Skip the images and copy each record exactly as written.

[START]

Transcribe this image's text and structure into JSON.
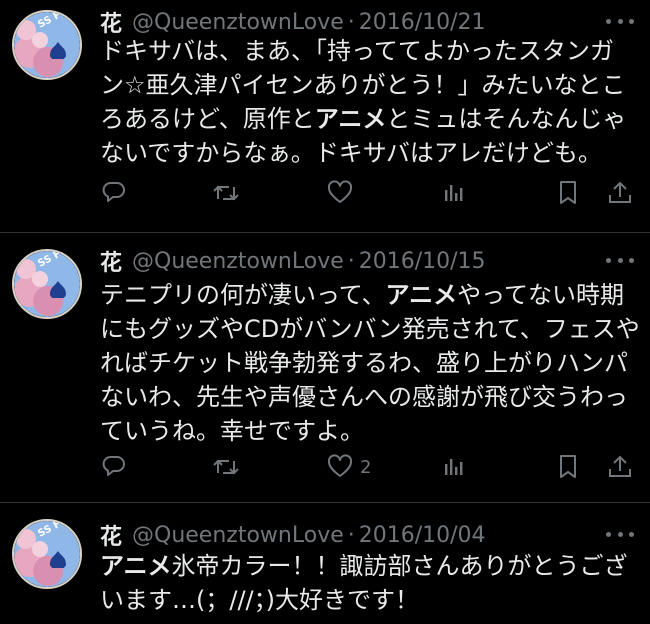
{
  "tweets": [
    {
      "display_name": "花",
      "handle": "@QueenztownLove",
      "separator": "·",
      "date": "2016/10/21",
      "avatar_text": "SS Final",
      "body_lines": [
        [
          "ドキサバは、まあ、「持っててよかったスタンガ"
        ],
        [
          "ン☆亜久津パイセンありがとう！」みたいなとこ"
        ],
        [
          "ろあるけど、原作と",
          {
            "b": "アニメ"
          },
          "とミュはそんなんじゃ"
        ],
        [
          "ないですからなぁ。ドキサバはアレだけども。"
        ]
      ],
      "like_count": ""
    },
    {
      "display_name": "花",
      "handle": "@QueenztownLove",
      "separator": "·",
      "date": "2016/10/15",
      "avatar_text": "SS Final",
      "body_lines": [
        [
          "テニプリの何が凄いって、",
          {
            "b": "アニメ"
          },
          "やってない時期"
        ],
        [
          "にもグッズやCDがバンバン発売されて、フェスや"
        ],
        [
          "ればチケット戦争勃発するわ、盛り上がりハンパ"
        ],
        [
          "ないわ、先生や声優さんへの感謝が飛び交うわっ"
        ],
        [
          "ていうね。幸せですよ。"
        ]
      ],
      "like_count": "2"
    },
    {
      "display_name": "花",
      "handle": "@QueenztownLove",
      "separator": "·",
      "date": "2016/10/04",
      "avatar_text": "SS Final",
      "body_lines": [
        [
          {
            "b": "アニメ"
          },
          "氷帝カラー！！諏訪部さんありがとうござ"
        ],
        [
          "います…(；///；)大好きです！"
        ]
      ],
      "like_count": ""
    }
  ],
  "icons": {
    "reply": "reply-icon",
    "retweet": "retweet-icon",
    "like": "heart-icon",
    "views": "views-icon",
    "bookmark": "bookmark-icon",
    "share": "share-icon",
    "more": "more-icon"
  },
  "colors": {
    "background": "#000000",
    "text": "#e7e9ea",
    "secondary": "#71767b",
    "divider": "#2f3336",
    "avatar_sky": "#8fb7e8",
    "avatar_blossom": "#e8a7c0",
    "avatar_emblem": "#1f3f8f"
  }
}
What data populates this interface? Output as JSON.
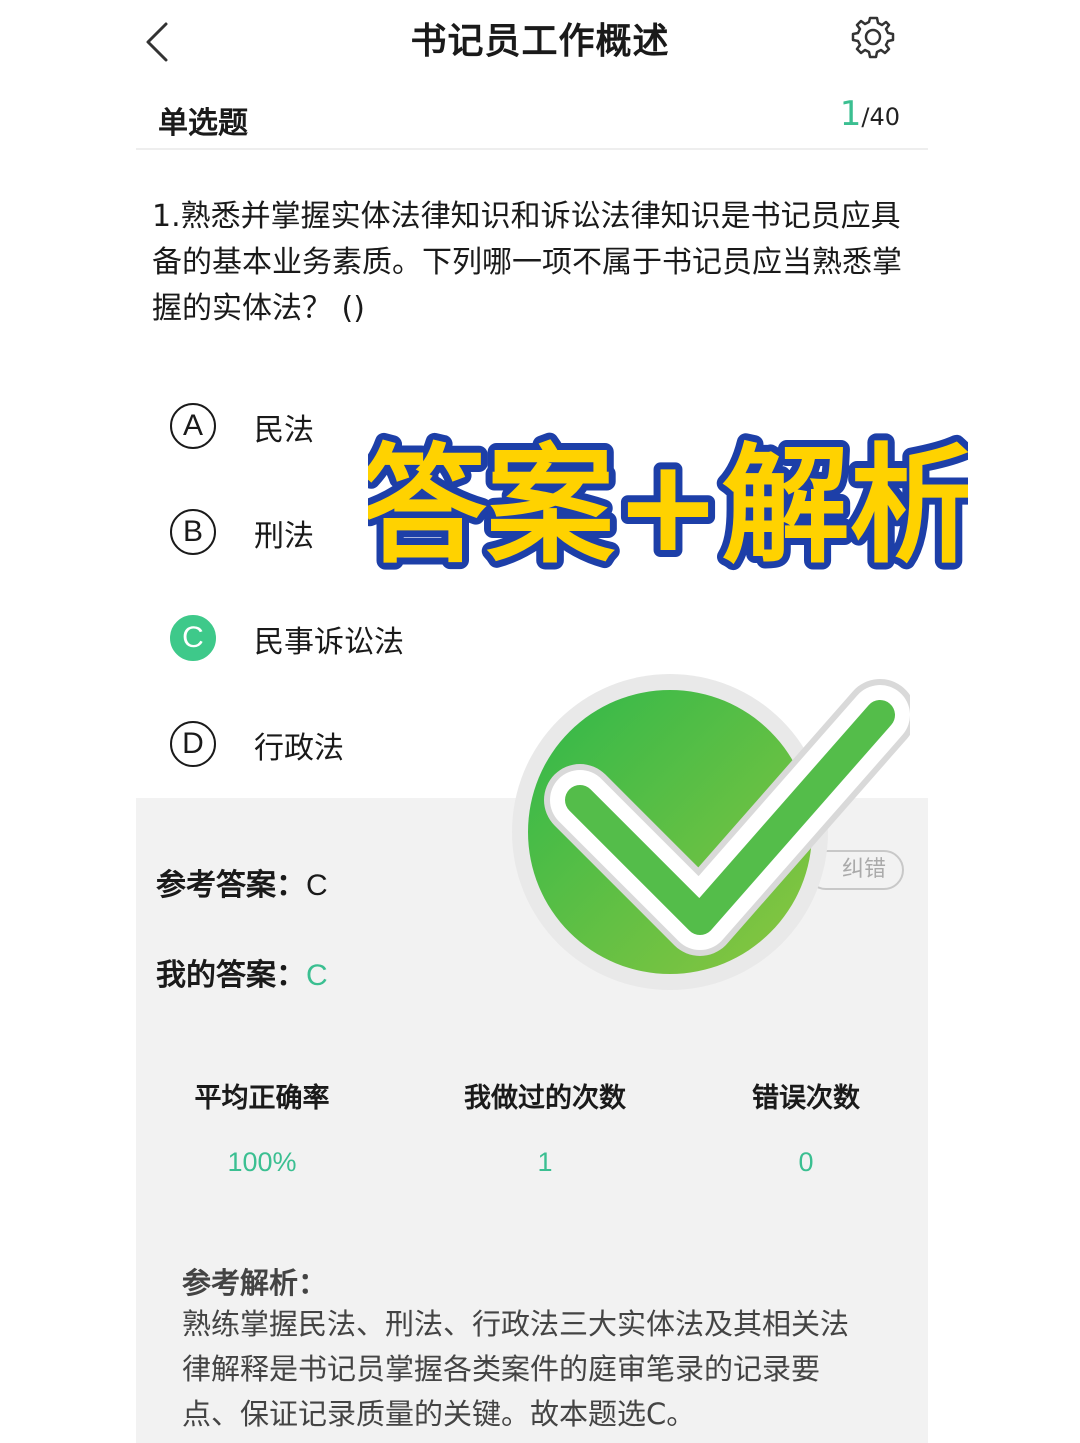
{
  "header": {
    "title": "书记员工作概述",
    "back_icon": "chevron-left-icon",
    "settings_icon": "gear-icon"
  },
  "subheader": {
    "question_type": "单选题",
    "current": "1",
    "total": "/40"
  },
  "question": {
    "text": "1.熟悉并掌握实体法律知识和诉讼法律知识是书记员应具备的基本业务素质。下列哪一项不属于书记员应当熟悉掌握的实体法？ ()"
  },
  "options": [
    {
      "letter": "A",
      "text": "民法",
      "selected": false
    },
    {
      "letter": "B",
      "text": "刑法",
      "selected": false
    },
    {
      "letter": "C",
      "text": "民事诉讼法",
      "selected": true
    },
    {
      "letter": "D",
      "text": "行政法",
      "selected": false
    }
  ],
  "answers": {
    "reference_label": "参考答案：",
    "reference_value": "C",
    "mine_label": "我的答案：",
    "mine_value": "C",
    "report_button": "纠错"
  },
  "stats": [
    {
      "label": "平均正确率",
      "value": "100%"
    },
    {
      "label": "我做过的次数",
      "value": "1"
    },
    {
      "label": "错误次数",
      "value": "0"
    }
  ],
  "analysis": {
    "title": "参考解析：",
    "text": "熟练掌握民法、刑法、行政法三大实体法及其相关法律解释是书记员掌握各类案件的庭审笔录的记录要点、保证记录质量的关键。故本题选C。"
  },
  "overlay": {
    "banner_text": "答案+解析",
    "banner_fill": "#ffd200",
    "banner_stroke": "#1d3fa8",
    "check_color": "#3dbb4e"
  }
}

[END]

In response:
Transcribe this image's text and structure into JSON.
{
  "tweets": [
    {
      "display_name": "花",
      "handle": "@QueenztownLove",
      "separator": "·",
      "date": "2016/10/21",
      "avatar_text": "SS Final",
      "body_lines": [
        [
          "ドキサバは、まあ、「持っててよかったスタンガ"
        ],
        [
          "ン☆亜久津パイセンありがとう！」みたいなとこ"
        ],
        [
          "ろあるけど、原作と",
          {
            "b": "アニメ"
          },
          "とミュはそんなんじゃ"
        ],
        [
          "ないですからなぁ。ドキサバはアレだけども。"
        ]
      ],
      "like_count": ""
    },
    {
      "display_name": "花",
      "handle": "@QueenztownLove",
      "separator": "·",
      "date": "2016/10/15",
      "avatar_text": "SS Final",
      "body_lines": [
        [
          "テニプリの何が凄いって、",
          {
            "b": "アニメ"
          },
          "やってない時期"
        ],
        [
          "にもグッズやCDがバンバン発売されて、フェスや"
        ],
        [
          "ればチケット戦争勃発するわ、盛り上がりハンパ"
        ],
        [
          "ないわ、先生や声優さんへの感謝が飛び交うわっ"
        ],
        [
          "ていうね。幸せですよ。"
        ]
      ],
      "like_count": "2"
    },
    {
      "display_name": "花",
      "handle": "@QueenztownLove",
      "separator": "·",
      "date": "2016/10/04",
      "avatar_text": "SS Final",
      "body_lines": [
        [
          {
            "b": "アニメ"
          },
          "氷帝カラー！！諏訪部さんありがとうござ"
        ],
        [
          "います…(；///；)大好きです！"
        ]
      ],
      "like_count": ""
    }
  ],
  "icons": {
    "reply": "reply-icon",
    "retweet": "retweet-icon",
    "like": "heart-icon",
    "views": "views-icon",
    "bookmark": "bookmark-icon",
    "share": "share-icon",
    "more": "more-icon"
  },
  "colors": {
    "background": "#000000",
    "text": "#e7e9ea",
    "secondary": "#71767b",
    "divider": "#2f3336",
    "avatar_sky": "#8fb7e8",
    "avatar_blossom": "#e8a7c0",
    "avatar_emblem": "#1f3f8f"
  }
}
What data populates this interface? Output as JSON.
{
  "header": {
    "title": "书记员工作概述",
    "back_icon": "chevron-left-icon",
    "settings_icon": "gear-icon"
  },
  "subheader": {
    "question_type": "单选题",
    "current": "1",
    "total": "/40"
  },
  "question": {
    "text": "1.熟悉并掌握实体法律知识和诉讼法律知识是书记员应具备的基本业务素质。下列哪一项不属于书记员应当熟悉掌握的实体法？ ()"
  },
  "options": [
    {
      "letter": "A",
      "text": "民法",
      "selected": false
    },
    {
      "letter": "B",
      "text": "刑法",
      "selected": false
    },
    {
      "letter": "C",
      "text": "民事诉讼法",
      "selected": true
    },
    {
      "letter": "D",
      "text": "行政法",
      "selected": false
    }
  ],
  "answers": {
    "reference_label": "参考答案：",
    "reference_value": "C",
    "mine_label": "我的答案：",
    "mine_value": "C",
    "report_button": "纠错"
  },
  "stats": [
    {
      "label": "平均正确率",
      "value": "100%"
    },
    {
      "label": "我做过的次数",
      "value": "1"
    },
    {
      "label": "错误次数",
      "value": "0"
    }
  ],
  "analysis": {
    "title": "参考解析：",
    "text": "熟练掌握民法、刑法、行政法三大实体法及其相关法律解释是书记员掌握各类案件的庭审笔录的记录要点、保证记录质量的关键。故本题选C。"
  },
  "overlay": {
    "banner_text": "答案+解析",
    "banner_fill": "#ffd200",
    "banner_stroke": "#1d3fa8",
    "check_color": "#3dbb4e"
  }
}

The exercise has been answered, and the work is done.